Task brief = The entries below should be transcribed in their entirety, exactly as written.

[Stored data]
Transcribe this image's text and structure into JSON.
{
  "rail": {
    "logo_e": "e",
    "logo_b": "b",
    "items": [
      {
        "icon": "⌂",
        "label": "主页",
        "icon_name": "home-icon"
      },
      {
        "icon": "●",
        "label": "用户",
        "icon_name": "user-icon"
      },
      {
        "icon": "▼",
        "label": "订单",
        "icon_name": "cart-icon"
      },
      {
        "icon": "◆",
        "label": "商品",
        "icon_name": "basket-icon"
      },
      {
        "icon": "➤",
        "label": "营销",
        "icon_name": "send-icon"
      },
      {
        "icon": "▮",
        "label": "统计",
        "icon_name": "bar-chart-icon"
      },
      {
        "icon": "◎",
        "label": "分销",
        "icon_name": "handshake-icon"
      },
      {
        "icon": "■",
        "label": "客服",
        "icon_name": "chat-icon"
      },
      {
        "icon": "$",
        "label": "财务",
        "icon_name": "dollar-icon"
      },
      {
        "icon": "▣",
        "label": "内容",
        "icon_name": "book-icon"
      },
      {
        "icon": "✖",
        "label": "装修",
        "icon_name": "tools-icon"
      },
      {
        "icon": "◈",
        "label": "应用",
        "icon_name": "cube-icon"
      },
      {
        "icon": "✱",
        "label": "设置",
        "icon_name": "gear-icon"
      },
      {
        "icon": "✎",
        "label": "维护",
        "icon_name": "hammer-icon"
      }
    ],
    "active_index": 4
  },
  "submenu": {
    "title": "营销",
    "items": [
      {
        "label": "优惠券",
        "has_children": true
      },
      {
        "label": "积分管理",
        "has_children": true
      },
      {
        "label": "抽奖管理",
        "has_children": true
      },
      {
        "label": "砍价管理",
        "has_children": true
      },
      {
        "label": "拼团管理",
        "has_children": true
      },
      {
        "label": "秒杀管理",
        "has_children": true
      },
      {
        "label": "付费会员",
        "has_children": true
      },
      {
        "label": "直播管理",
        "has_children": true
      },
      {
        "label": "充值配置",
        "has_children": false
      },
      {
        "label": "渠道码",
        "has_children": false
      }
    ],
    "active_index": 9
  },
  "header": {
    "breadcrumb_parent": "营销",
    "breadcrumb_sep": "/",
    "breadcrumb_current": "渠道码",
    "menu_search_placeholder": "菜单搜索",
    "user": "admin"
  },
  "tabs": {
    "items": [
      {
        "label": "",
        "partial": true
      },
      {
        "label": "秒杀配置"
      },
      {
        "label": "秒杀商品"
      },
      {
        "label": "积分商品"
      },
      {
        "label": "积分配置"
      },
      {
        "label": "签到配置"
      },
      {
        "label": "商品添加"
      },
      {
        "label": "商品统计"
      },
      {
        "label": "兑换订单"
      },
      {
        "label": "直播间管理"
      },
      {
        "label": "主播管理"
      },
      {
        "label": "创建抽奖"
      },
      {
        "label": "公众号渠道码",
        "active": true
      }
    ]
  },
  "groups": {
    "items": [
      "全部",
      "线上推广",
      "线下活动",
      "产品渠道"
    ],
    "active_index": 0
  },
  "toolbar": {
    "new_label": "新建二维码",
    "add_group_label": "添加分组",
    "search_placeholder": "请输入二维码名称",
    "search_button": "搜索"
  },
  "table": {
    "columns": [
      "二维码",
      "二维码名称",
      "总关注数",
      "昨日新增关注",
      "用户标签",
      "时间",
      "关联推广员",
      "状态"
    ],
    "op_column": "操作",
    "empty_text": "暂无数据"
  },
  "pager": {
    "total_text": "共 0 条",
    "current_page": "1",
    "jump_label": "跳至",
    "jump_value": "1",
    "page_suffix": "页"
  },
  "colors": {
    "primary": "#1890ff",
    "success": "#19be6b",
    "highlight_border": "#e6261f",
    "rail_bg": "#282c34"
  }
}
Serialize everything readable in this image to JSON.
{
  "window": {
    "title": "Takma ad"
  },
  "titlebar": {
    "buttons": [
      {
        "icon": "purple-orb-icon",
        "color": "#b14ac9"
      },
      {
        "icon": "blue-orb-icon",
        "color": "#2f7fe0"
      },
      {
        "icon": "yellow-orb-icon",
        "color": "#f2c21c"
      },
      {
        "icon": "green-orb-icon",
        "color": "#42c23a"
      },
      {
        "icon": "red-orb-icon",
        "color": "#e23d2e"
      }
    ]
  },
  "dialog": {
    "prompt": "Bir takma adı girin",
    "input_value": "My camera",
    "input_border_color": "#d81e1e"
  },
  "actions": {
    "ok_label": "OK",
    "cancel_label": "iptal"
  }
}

Correct response =
Transcribe this image's text and structure into JSON.
{
  "rail": {
    "logo_e": "e",
    "logo_b": "b",
    "items": [
      {
        "icon": "⌂",
        "label": "主页",
        "icon_name": "home-icon"
      },
      {
        "icon": "●",
        "label": "用户",
        "icon_name": "user-icon"
      },
      {
        "icon": "▼",
        "label": "订单",
        "icon_name": "cart-icon"
      },
      {
        "icon": "◆",
        "label": "商品",
        "icon_name": "basket-icon"
      },
      {
        "icon": "➤",
        "label": "营销",
        "icon_name": "send-icon"
      },
      {
        "icon": "▮",
        "label": "统计",
        "icon_name": "bar-chart-icon"
      },
      {
        "icon": "◎",
        "label": "分销",
        "icon_name": "handshake-icon"
      },
      {
        "icon": "■",
        "label": "客服",
        "icon_name": "chat-icon"
      },
      {
        "icon": "$",
        "label": "财务",
        "icon_name": "dollar-icon"
      },
      {
        "icon": "▣",
        "label": "内容",
        "icon_name": "book-icon"
      },
      {
        "icon": "✖",
        "label": "装修",
        "icon_name": "tools-icon"
      },
      {
        "icon": "◈",
        "label": "应用",
        "icon_name": "cube-icon"
      },
      {
        "icon": "✱",
        "label": "设置",
        "icon_name": "gear-icon"
      },
      {
        "icon": "✎",
        "label": "维护",
        "icon_name": "hammer-icon"
      }
    ],
    "active_index": 4
  },
  "submenu": {
    "title": "营销",
    "items": [
      {
        "label": "优惠券",
        "has_children": true
      },
      {
        "label": "积分管理",
        "has_children": true
      },
      {
        "label": "抽奖管理",
        "has_children": true
      },
      {
        "label": "砍价管理",
        "has_children": true
      },
      {
        "label": "拼团管理",
        "has_children": true
      },
      {
        "label": "秒杀管理",
        "has_children": true
      },
      {
        "label": "付费会员",
        "has_children": true
      },
      {
        "label": "直播管理",
        "has_children": true
      },
      {
        "label": "充值配置",
        "has_children": false
      },
      {
        "label": "渠道码",
        "has_children": false
      }
    ],
    "active_index": 9
  },
  "header": {
    "breadcrumb_parent": "营销",
    "breadcrumb_sep": "/",
    "breadcrumb_current": "渠道码",
    "menu_search_placeholder": "菜单搜索",
    "user": "admin"
  },
  "tabs": {
    "items": [
      {
        "label": "",
        "partial": true
      },
      {
        "label": "秒杀配置"
      },
      {
        "label": "秒杀商品"
      },
      {
        "label": "积分商品"
      },
      {
        "label": "积分配置"
      },
      {
        "label": "签到配置"
      },
      {
        "label": "商品添加"
      },
      {
        "label": "商品统计"
      },
      {
        "label": "兑换订单"
      },
      {
        "label": "直播间管理"
      },
      {
        "label": "主播管理"
      },
      {
        "label": "创建抽奖"
      },
      {
        "label": "公众号渠道码",
        "active": true
      }
    ]
  },
  "groups": {
    "items": [
      "全部",
      "线上推广",
      "线下活动",
      "产品渠道"
    ],
    "active_index": 0
  },
  "toolbar": {
    "new_label": "新建二维码",
    "add_group_label": "添加分组",
    "search_placeholder": "请输入二维码名称",
    "search_button": "搜索"
  },
  "table": {
    "columns": [
      "二维码",
      "二维码名称",
      "总关注数",
      "昨日新增关注",
      "用户标签",
      "时间",
      "关联推广员",
      "状态"
    ],
    "op_column": "操作",
    "empty_text": "暂无数据"
  },
  "pager": {
    "total_text": "共 0 条",
    "current_page": "1",
    "jump_label": "跳至",
    "jump_value": "1",
    "page_suffix": "页"
  },
  "colors": {
    "primary": "#1890ff",
    "success": "#19be6b",
    "highlight_border": "#e6261f",
    "rail_bg": "#282c34"
  }
}
Serialize everything readable in this image to JSON.
{
  "window": {
    "title": "Takma ad"
  },
  "titlebar": {
    "buttons": [
      {
        "icon": "purple-orb-icon",
        "color": "#b14ac9"
      },
      {
        "icon": "blue-orb-icon",
        "color": "#2f7fe0"
      },
      {
        "icon": "yellow-orb-icon",
        "color": "#f2c21c"
      },
      {
        "icon": "green-orb-icon",
        "color": "#42c23a"
      },
      {
        "icon": "red-orb-icon",
        "color": "#e23d2e"
      }
    ]
  },
  "dialog": {
    "prompt": "Bir takma adı girin",
    "input_value": "My camera",
    "input_border_color": "#d81e1e"
  },
  "actions": {
    "ok_label": "OK",
    "cancel_label": "iptal"
  }
}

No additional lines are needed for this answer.